» **Set task**: Every line below that includes "title" counts toward the total. Report that total alone.

* * * * * * *

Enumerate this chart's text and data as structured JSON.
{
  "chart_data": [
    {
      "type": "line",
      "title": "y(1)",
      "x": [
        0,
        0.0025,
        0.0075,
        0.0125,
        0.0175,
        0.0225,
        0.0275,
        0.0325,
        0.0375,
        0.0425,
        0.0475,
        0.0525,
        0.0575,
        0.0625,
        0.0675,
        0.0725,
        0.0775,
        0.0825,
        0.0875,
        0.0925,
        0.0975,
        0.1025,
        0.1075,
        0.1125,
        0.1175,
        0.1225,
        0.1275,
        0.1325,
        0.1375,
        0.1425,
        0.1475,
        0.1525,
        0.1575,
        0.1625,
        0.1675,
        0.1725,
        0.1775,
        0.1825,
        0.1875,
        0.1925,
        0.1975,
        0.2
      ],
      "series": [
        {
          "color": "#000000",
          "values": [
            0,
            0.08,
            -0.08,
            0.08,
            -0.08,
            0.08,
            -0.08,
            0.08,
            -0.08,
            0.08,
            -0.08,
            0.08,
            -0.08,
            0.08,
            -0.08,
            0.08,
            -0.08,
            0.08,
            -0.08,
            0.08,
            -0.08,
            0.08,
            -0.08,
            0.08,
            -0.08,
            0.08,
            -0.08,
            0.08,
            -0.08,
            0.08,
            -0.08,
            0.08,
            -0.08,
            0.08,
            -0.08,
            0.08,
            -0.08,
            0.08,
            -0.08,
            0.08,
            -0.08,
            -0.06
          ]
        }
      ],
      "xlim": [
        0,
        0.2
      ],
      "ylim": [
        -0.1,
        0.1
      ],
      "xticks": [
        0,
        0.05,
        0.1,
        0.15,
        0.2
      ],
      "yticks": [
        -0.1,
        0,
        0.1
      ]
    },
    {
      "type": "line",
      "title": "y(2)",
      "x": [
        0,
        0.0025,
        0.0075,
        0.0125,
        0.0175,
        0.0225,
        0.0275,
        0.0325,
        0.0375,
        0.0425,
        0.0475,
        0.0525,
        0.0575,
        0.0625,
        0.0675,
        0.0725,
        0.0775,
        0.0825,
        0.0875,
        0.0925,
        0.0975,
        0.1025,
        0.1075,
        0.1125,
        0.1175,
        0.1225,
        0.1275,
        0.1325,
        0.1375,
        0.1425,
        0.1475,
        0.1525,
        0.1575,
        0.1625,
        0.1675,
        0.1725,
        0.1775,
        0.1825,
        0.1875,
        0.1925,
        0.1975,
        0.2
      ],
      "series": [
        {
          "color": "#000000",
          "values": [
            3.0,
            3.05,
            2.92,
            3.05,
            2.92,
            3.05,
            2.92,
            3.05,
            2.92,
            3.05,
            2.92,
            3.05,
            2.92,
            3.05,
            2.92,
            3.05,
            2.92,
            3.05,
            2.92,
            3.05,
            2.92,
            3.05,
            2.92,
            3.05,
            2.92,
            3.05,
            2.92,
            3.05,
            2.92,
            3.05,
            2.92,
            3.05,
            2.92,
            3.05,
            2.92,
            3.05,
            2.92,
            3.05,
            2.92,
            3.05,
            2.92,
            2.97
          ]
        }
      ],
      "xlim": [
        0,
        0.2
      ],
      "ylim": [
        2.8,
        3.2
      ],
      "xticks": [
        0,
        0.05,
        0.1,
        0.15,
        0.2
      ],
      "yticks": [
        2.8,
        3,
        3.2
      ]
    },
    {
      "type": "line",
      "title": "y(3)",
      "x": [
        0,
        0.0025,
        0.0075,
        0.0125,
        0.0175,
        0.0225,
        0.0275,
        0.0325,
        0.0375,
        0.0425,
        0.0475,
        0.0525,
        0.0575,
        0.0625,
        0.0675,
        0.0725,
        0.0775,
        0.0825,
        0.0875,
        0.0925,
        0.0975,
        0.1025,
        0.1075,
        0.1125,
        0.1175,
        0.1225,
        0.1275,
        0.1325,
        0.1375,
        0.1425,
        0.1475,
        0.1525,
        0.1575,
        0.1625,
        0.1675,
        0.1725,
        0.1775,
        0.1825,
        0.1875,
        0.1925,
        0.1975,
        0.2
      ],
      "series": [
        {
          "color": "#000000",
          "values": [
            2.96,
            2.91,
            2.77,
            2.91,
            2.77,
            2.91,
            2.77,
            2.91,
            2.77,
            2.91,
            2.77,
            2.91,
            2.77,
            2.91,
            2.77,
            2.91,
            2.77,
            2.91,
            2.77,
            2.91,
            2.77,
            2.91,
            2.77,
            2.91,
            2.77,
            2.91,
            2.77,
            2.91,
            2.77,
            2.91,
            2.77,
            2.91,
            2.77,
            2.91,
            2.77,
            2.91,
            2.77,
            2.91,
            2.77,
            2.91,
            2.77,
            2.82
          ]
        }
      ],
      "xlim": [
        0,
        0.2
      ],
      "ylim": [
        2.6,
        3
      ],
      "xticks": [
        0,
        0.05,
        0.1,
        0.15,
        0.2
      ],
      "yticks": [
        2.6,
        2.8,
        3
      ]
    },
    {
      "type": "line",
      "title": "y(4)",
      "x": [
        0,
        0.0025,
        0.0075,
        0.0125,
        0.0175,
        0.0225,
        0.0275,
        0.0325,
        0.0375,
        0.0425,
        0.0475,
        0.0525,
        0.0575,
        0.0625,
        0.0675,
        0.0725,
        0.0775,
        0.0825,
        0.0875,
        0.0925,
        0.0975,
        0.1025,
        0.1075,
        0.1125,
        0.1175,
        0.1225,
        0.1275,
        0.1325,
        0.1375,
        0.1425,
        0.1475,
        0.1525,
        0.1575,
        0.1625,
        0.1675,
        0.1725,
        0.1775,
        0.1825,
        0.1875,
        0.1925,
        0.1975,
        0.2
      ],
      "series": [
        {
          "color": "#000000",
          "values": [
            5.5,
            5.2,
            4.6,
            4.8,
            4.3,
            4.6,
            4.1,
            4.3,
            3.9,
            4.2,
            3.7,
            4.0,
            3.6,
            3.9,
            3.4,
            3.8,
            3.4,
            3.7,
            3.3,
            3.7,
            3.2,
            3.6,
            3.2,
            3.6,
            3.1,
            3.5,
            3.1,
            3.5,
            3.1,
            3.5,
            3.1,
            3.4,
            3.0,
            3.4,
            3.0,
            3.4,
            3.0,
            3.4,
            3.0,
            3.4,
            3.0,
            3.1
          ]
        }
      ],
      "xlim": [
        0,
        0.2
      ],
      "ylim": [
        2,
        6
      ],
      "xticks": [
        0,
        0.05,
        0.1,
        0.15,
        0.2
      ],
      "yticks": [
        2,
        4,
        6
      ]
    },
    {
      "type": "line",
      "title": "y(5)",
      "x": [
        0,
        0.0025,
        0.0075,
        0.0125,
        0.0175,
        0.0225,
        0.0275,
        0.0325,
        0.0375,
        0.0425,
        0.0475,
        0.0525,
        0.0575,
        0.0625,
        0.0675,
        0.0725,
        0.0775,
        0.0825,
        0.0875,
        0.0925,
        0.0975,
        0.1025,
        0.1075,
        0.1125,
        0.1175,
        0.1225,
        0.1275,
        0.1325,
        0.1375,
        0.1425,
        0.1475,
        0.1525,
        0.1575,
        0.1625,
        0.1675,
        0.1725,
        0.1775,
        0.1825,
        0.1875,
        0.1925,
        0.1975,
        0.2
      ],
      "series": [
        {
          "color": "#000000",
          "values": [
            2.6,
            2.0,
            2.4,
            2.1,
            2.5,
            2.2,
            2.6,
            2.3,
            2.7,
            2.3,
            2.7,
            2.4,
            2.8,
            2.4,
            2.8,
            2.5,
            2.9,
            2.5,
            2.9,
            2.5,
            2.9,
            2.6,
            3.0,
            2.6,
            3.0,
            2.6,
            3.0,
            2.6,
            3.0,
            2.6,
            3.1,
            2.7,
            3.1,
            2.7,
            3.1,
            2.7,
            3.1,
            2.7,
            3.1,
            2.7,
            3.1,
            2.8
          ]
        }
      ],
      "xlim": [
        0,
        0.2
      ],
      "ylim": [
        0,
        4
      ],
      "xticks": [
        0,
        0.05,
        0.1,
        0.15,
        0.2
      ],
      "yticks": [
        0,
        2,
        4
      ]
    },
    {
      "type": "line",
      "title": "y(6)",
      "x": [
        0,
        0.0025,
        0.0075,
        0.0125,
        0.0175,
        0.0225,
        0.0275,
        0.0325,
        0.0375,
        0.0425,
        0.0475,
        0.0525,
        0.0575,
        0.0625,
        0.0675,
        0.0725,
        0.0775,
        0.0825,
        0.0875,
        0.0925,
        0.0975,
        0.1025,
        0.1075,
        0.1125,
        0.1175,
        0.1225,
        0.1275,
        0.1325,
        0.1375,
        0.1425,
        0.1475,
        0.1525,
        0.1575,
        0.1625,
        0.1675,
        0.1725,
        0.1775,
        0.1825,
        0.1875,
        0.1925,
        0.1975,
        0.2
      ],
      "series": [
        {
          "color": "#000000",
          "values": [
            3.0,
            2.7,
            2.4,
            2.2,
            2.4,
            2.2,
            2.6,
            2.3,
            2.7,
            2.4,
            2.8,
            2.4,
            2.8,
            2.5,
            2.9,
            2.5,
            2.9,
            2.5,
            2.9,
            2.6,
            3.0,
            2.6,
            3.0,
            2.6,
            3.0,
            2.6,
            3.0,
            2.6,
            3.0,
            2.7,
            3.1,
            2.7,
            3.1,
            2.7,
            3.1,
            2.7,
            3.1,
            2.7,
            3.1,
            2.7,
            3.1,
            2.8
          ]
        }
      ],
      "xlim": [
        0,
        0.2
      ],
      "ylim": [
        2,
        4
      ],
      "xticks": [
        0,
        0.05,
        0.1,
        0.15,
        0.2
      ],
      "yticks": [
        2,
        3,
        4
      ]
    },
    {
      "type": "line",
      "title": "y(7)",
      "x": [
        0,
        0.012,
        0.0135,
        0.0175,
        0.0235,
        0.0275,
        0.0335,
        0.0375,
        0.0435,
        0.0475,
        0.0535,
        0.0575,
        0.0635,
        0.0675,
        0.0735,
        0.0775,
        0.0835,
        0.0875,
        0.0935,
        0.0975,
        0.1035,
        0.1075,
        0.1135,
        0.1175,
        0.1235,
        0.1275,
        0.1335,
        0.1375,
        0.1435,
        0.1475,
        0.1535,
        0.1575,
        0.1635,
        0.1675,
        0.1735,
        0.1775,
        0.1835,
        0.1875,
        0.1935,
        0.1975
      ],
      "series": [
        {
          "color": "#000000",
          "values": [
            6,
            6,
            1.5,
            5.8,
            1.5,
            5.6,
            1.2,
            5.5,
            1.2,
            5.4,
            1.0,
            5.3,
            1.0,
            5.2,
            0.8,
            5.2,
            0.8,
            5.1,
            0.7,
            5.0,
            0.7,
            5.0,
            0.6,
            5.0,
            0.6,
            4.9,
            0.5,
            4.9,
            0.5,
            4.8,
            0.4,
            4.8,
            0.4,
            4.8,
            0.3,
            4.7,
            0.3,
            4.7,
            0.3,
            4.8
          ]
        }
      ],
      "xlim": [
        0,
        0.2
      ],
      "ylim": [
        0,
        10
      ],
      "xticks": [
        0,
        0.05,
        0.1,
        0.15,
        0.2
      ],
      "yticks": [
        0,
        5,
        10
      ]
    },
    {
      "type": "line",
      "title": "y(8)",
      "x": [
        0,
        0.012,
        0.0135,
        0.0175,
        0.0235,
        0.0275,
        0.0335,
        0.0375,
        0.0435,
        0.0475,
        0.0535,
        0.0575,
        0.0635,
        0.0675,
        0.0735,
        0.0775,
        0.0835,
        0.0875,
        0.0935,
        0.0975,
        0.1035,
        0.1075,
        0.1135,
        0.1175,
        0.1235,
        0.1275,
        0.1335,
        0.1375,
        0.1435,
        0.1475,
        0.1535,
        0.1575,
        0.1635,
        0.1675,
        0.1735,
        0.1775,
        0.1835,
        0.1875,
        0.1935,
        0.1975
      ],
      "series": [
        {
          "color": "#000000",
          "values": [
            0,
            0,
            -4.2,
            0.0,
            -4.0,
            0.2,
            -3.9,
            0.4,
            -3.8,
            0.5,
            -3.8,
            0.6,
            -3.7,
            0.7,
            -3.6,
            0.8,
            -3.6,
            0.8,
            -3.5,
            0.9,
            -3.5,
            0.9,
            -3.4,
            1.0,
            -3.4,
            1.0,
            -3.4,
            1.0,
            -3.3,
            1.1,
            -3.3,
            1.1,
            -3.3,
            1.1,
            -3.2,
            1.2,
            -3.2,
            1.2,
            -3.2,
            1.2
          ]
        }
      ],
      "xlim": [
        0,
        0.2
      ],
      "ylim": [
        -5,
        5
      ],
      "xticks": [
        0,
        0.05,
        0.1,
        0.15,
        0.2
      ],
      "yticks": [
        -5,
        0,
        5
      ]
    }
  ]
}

* * * * * * *

» **Output of the task**: 8